Dataset rows about figures
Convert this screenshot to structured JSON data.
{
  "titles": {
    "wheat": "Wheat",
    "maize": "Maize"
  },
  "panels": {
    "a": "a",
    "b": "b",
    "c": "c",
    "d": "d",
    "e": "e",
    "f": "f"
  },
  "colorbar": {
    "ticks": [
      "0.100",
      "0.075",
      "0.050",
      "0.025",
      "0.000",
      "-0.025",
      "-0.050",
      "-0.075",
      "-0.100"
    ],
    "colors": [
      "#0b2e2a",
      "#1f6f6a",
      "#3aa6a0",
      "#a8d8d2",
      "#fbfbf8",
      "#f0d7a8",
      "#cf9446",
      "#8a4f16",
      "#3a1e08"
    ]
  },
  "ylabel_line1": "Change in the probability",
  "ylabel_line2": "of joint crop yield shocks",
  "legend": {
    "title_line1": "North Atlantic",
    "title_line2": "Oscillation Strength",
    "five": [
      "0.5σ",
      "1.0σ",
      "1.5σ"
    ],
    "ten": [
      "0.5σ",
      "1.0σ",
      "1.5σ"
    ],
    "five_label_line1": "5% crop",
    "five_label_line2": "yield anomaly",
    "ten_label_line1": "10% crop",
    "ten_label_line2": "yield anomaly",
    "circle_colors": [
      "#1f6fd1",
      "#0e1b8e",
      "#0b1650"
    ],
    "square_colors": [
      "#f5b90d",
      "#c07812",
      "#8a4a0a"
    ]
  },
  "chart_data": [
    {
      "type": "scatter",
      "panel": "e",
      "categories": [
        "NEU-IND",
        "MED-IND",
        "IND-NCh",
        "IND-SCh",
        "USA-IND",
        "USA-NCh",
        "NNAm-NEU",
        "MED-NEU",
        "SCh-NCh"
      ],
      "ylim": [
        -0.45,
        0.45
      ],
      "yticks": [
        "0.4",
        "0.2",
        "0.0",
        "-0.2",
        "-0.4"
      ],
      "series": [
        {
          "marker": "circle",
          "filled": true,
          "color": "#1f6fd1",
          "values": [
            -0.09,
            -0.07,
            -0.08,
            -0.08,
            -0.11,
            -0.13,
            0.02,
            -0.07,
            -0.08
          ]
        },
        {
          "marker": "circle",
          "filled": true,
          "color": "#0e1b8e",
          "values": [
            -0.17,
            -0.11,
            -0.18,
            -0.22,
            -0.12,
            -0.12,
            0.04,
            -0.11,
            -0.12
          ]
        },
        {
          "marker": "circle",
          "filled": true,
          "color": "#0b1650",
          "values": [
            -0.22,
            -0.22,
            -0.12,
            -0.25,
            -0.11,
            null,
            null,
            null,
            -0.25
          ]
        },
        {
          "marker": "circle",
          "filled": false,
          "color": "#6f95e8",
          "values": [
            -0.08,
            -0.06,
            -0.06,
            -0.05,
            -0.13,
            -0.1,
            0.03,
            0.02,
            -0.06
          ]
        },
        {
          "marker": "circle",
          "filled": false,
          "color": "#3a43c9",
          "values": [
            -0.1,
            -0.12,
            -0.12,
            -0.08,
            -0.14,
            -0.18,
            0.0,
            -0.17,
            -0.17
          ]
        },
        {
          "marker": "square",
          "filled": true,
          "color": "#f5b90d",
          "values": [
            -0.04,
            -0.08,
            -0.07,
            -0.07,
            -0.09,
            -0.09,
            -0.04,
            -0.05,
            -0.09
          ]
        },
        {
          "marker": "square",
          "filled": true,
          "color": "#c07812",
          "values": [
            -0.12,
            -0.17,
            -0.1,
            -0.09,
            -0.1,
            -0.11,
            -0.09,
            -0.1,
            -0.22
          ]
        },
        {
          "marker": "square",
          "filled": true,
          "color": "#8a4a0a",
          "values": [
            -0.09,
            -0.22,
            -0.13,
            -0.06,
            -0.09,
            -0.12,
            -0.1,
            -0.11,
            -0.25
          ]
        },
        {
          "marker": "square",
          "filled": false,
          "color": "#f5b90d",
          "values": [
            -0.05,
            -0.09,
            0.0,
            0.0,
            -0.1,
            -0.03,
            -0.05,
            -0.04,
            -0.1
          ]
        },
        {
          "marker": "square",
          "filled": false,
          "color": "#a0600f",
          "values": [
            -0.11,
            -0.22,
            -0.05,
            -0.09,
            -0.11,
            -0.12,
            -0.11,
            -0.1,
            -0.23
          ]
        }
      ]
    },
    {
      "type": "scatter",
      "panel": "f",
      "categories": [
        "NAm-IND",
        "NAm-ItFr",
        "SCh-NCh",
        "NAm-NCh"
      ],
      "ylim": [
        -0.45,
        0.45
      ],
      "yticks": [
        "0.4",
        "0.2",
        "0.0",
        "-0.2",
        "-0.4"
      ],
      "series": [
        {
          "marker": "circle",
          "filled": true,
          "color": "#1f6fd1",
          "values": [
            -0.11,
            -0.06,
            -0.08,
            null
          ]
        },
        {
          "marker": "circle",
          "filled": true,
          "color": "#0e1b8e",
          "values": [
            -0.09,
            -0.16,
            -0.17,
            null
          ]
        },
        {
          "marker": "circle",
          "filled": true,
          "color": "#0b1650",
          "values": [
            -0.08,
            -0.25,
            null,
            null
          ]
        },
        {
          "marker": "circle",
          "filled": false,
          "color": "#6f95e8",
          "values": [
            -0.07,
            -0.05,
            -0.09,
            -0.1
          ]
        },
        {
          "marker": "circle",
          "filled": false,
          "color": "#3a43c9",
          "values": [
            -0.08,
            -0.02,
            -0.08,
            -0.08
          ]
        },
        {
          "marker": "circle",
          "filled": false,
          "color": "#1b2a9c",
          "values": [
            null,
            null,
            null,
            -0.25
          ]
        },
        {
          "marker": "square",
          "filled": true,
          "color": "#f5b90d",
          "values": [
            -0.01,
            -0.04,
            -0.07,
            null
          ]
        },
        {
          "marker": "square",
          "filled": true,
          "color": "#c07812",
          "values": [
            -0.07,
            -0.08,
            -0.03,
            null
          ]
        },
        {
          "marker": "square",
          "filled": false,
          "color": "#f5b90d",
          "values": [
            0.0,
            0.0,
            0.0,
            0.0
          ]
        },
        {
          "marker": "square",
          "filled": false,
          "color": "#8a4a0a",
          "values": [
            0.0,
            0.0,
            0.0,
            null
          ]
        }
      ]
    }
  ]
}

Written exercise -
Your task is to quote all of the data word for word.

Response for this exercise -
Convert this screenshot to structured JSON data.
{
  "titles": {
    "wheat": "Wheat",
    "maize": "Maize"
  },
  "panels": {
    "a": "a",
    "b": "b",
    "c": "c",
    "d": "d",
    "e": "e",
    "f": "f"
  },
  "colorbar": {
    "ticks": [
      "0.100",
      "0.075",
      "0.050",
      "0.025",
      "0.000",
      "-0.025",
      "-0.050",
      "-0.075",
      "-0.100"
    ],
    "colors": [
      "#0b2e2a",
      "#1f6f6a",
      "#3aa6a0",
      "#a8d8d2",
      "#fbfbf8",
      "#f0d7a8",
      "#cf9446",
      "#8a4f16",
      "#3a1e08"
    ]
  },
  "ylabel_line1": "Change in the probability",
  "ylabel_line2": "of joint crop yield shocks",
  "legend": {
    "title_line1": "North Atlantic",
    "title_line2": "Oscillation Strength",
    "five": [
      "0.5σ",
      "1.0σ",
      "1.5σ"
    ],
    "ten": [
      "0.5σ",
      "1.0σ",
      "1.5σ"
    ],
    "five_label_line1": "5% crop",
    "five_label_line2": "yield anomaly",
    "ten_label_line1": "10% crop",
    "ten_label_line2": "yield anomaly",
    "circle_colors": [
      "#1f6fd1",
      "#0e1b8e",
      "#0b1650"
    ],
    "square_colors": [
      "#f5b90d",
      "#c07812",
      "#8a4a0a"
    ]
  },
  "chart_data": [
    {
      "type": "scatter",
      "panel": "e",
      "categories": [
        "NEU-IND",
        "MED-IND",
        "IND-NCh",
        "IND-SCh",
        "USA-IND",
        "USA-NCh",
        "NNAm-NEU",
        "MED-NEU",
        "SCh-NCh"
      ],
      "ylim": [
        -0.45,
        0.45
      ],
      "yticks": [
        "0.4",
        "0.2",
        "0.0",
        "-0.2",
        "-0.4"
      ],
      "series": [
        {
          "marker": "circle",
          "filled": true,
          "color": "#1f6fd1",
          "values": [
            -0.09,
            -0.07,
            -0.08,
            -0.08,
            -0.11,
            -0.13,
            0.02,
            -0.07,
            -0.08
          ]
        },
        {
          "marker": "circle",
          "filled": true,
          "color": "#0e1b8e",
          "values": [
            -0.17,
            -0.11,
            -0.18,
            -0.22,
            -0.12,
            -0.12,
            0.04,
            -0.11,
            -0.12
          ]
        },
        {
          "marker": "circle",
          "filled": true,
          "color": "#0b1650",
          "values": [
            -0.22,
            -0.22,
            -0.12,
            -0.25,
            -0.11,
            null,
            null,
            null,
            -0.25
          ]
        },
        {
          "marker": "circle",
          "filled": false,
          "color": "#6f95e8",
          "values": [
            -0.08,
            -0.06,
            -0.06,
            -0.05,
            -0.13,
            -0.1,
            0.03,
            0.02,
            -0.06
          ]
        },
        {
          "marker": "circle",
          "filled": false,
          "color": "#3a43c9",
          "values": [
            -0.1,
            -0.12,
            -0.12,
            -0.08,
            -0.14,
            -0.18,
            0.0,
            -0.17,
            -0.17
          ]
        },
        {
          "marker": "square",
          "filled": true,
          "color": "#f5b90d",
          "values": [
            -0.04,
            -0.08,
            -0.07,
            -0.07,
            -0.09,
            -0.09,
            -0.04,
            -0.05,
            -0.09
          ]
        },
        {
          "marker": "square",
          "filled": true,
          "color": "#c07812",
          "values": [
            -0.12,
            -0.17,
            -0.1,
            -0.09,
            -0.1,
            -0.11,
            -0.09,
            -0.1,
            -0.22
          ]
        },
        {
          "marker": "square",
          "filled": true,
          "color": "#8a4a0a",
          "values": [
            -0.09,
            -0.22,
            -0.13,
            -0.06,
            -0.09,
            -0.12,
            -0.1,
            -0.11,
            -0.25
          ]
        },
        {
          "marker": "square",
          "filled": false,
          "color": "#f5b90d",
          "values": [
            -0.05,
            -0.09,
            0.0,
            0.0,
            -0.1,
            -0.03,
            -0.05,
            -0.04,
            -0.1
          ]
        },
        {
          "marker": "square",
          "filled": false,
          "color": "#a0600f",
          "values": [
            -0.11,
            -0.22,
            -0.05,
            -0.09,
            -0.11,
            -0.12,
            -0.11,
            -0.1,
            -0.23
          ]
        }
      ]
    },
    {
      "type": "scatter",
      "panel": "f",
      "categories": [
        "NAm-IND",
        "NAm-ItFr",
        "SCh-NCh",
        "NAm-NCh"
      ],
      "ylim": [
        -0.45,
        0.45
      ],
      "yticks": [
        "0.4",
        "0.2",
        "0.0",
        "-0.2",
        "-0.4"
      ],
      "series": [
        {
          "marker": "circle",
          "filled": true,
          "color": "#1f6fd1",
          "values": [
            -0.11,
            -0.06,
            -0.08,
            null
          ]
        },
        {
          "marker": "circle",
          "filled": true,
          "color": "#0e1b8e",
          "values": [
            -0.09,
            -0.16,
            -0.17,
            null
          ]
        },
        {
          "marker": "circle",
          "filled": true,
          "color": "#0b1650",
          "values": [
            -0.08,
            -0.25,
            null,
            null
          ]
        },
        {
          "marker": "circle",
          "filled": false,
          "color": "#6f95e8",
          "values": [
            -0.07,
            -0.05,
            -0.09,
            -0.1
          ]
        },
        {
          "marker": "circle",
          "filled": false,
          "color": "#3a43c9",
          "values": [
            -0.08,
            -0.02,
            -0.08,
            -0.08
          ]
        },
        {
          "marker": "circle",
          "filled": false,
          "color": "#1b2a9c",
          "values": [
            null,
            null,
            null,
            -0.25
          ]
        },
        {
          "marker": "square",
          "filled": true,
          "color": "#f5b90d",
          "values": [
            -0.01,
            -0.04,
            -0.07,
            null
          ]
        },
        {
          "marker": "square",
          "filled": true,
          "color": "#c07812",
          "values": [
            -0.07,
            -0.08,
            -0.03,
            null
          ]
        },
        {
          "marker": "square",
          "filled": false,
          "color": "#f5b90d",
          "values": [
            0.0,
            0.0,
            0.0,
            0.0
          ]
        },
        {
          "marker": "square",
          "filled": false,
          "color": "#8a4a0a",
          "values": [
            0.0,
            0.0,
            0.0,
            null
          ]
        }
      ]
    }
  ]
}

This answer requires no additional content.